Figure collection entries
## Begin
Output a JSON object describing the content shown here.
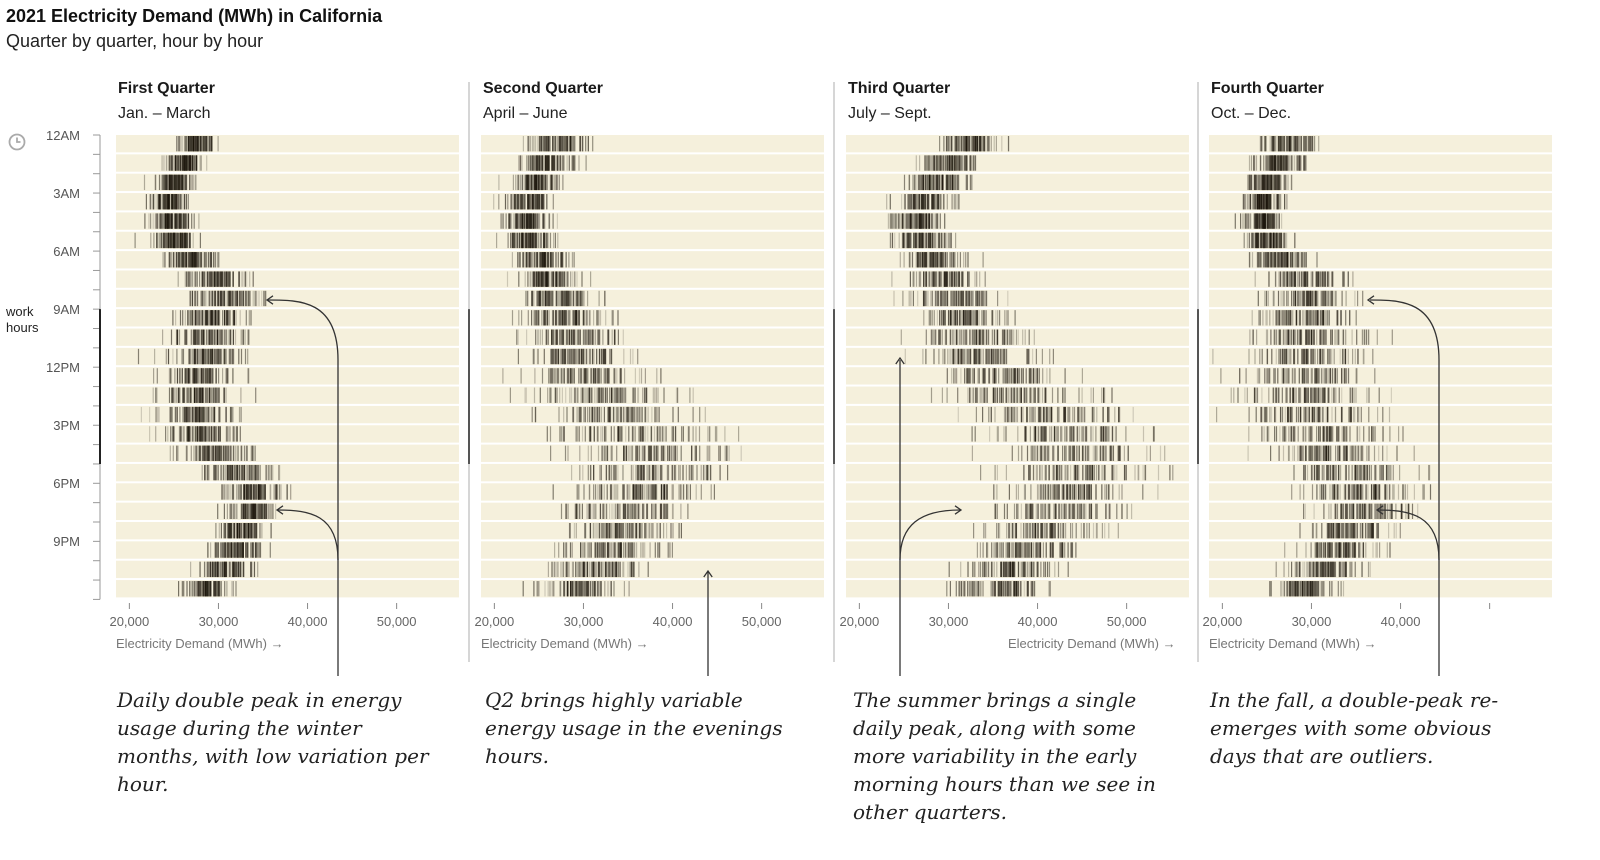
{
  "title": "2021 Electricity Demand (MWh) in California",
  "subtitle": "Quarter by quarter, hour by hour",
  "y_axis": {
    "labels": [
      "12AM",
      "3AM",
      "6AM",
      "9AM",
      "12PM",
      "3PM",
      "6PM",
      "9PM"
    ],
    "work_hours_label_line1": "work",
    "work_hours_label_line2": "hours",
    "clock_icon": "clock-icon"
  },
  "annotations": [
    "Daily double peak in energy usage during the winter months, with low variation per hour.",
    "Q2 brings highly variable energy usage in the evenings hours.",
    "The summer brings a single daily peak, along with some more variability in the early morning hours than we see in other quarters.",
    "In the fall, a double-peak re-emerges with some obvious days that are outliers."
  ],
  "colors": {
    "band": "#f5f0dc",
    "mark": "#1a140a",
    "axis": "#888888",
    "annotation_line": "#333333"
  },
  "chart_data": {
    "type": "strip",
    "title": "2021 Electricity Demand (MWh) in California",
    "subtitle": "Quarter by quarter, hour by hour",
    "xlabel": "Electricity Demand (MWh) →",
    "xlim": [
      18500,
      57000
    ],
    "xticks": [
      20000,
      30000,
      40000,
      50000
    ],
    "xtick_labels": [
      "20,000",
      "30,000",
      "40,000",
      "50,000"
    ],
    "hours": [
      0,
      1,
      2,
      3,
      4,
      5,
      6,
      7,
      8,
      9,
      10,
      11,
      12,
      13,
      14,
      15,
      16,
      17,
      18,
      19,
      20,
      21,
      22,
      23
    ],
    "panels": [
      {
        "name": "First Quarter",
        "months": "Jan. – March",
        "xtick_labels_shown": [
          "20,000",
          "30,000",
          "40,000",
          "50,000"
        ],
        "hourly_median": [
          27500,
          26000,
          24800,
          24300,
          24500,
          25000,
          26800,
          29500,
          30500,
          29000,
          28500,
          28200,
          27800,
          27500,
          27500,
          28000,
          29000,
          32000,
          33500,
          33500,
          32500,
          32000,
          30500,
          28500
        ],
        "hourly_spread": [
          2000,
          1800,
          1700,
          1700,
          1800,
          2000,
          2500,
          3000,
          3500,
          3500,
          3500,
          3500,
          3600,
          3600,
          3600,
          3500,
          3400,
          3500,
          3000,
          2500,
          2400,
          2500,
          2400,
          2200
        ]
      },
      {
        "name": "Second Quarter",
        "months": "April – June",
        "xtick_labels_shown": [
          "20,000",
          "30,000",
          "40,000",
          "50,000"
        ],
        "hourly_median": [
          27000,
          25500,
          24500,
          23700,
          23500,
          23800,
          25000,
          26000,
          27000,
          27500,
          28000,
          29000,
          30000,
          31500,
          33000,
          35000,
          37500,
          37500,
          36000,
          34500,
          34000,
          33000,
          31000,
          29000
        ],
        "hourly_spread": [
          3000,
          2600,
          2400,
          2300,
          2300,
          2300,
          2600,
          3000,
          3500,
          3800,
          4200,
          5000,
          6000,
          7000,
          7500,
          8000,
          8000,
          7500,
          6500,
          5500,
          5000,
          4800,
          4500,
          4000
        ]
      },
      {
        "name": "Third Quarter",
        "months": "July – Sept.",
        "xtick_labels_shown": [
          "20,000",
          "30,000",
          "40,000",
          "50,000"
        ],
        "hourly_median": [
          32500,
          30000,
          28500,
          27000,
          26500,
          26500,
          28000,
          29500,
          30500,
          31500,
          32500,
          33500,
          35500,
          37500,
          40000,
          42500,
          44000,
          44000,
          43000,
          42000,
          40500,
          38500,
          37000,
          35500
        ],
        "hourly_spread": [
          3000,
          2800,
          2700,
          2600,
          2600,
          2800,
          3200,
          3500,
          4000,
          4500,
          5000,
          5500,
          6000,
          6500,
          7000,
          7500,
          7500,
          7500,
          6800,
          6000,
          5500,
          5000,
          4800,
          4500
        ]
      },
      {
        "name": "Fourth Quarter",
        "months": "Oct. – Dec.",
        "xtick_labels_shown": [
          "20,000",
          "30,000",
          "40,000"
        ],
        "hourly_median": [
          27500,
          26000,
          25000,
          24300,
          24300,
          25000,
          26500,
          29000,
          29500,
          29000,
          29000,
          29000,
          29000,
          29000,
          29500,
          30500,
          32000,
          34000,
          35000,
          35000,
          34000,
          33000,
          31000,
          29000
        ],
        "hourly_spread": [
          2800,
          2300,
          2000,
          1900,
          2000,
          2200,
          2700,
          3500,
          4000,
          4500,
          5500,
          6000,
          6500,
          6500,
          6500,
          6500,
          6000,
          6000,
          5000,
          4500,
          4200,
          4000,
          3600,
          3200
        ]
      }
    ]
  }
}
## End
*What needs to be done*:
State the number of lines in the data that include the string "California", and add nothing else.

*Task answer*:
2